Stored items from a collection:

__________

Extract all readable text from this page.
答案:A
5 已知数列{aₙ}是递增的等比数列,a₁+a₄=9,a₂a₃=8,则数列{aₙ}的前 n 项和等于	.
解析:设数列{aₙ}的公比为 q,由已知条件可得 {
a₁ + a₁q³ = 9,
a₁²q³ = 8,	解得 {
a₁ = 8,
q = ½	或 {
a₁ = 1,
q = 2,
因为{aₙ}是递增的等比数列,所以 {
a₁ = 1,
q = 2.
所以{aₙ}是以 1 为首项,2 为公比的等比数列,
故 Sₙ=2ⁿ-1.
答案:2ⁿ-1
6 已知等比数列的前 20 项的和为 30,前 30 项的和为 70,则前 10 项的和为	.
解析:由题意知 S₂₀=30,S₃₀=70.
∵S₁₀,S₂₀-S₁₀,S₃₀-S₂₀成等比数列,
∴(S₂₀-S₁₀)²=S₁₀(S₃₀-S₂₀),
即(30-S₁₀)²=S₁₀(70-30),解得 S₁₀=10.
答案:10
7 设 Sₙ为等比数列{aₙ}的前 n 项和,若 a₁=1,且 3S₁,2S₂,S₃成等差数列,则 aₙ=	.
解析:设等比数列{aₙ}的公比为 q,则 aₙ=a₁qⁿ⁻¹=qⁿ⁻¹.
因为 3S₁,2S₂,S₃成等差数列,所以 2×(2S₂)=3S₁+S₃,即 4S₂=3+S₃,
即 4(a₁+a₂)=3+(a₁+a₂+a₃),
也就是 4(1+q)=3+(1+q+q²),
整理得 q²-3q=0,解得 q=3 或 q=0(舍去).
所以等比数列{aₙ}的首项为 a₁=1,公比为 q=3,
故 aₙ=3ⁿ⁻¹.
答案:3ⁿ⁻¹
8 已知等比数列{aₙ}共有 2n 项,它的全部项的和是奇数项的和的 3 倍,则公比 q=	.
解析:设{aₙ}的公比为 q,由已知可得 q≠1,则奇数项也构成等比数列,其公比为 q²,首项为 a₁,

__________

*Directions:* Reproduce all of the data exactly as given.

*The solution:*
Extract all readable text from this page.
答案:A
5 已知数列{aₙ}是递增的等比数列,a₁+a₄=9,a₂a₃=8,则数列{aₙ}的前 n 项和等于	.
解析:设数列{aₙ}的公比为 q,由已知条件可得 {
a₁ + a₁q³ = 9,
a₁²q³ = 8,	解得 {
a₁ = 8,
q = ½	或 {
a₁ = 1,
q = 2,
因为{aₙ}是递增的等比数列,所以 {
a₁ = 1,
q = 2.
所以{aₙ}是以 1 为首项,2 为公比的等比数列,
故 Sₙ=2ⁿ-1.
答案:2ⁿ-1
6 已知等比数列的前 20 项的和为 30,前 30 项的和为 70,则前 10 项的和为	.
解析:由题意知 S₂₀=30,S₃₀=70.
∵S₁₀,S₂₀-S₁₀,S₃₀-S₂₀成等比数列,
∴(S₂₀-S₁₀)²=S₁₀(S₃₀-S₂₀),
即(30-S₁₀)²=S₁₀(70-30),解得 S₁₀=10.
答案:10
7 设 Sₙ为等比数列{aₙ}的前 n 项和,若 a₁=1,且 3S₁,2S₂,S₃成等差数列,则 aₙ=	.
解析:设等比数列{aₙ}的公比为 q,则 aₙ=a₁qⁿ⁻¹=qⁿ⁻¹.
因为 3S₁,2S₂,S₃成等差数列,所以 2×(2S₂)=3S₁+S₃,即 4S₂=3+S₃,
即 4(a₁+a₂)=3+(a₁+a₂+a₃),
也就是 4(1+q)=3+(1+q+q²),
整理得 q²-3q=0,解得 q=3 或 q=0(舍去).
所以等比数列{aₙ}的首项为 a₁=1,公比为 q=3,
故 aₙ=3ⁿ⁻¹.
答案:3ⁿ⁻¹
8 已知等比数列{aₙ}共有 2n 项,它的全部项的和是奇数项的和的 3 倍,则公比 q=	.
解析:设{aₙ}的公比为 q,由已知可得 q≠1,则奇数项也构成等比数列,其公比为 q²,首项为 a₁,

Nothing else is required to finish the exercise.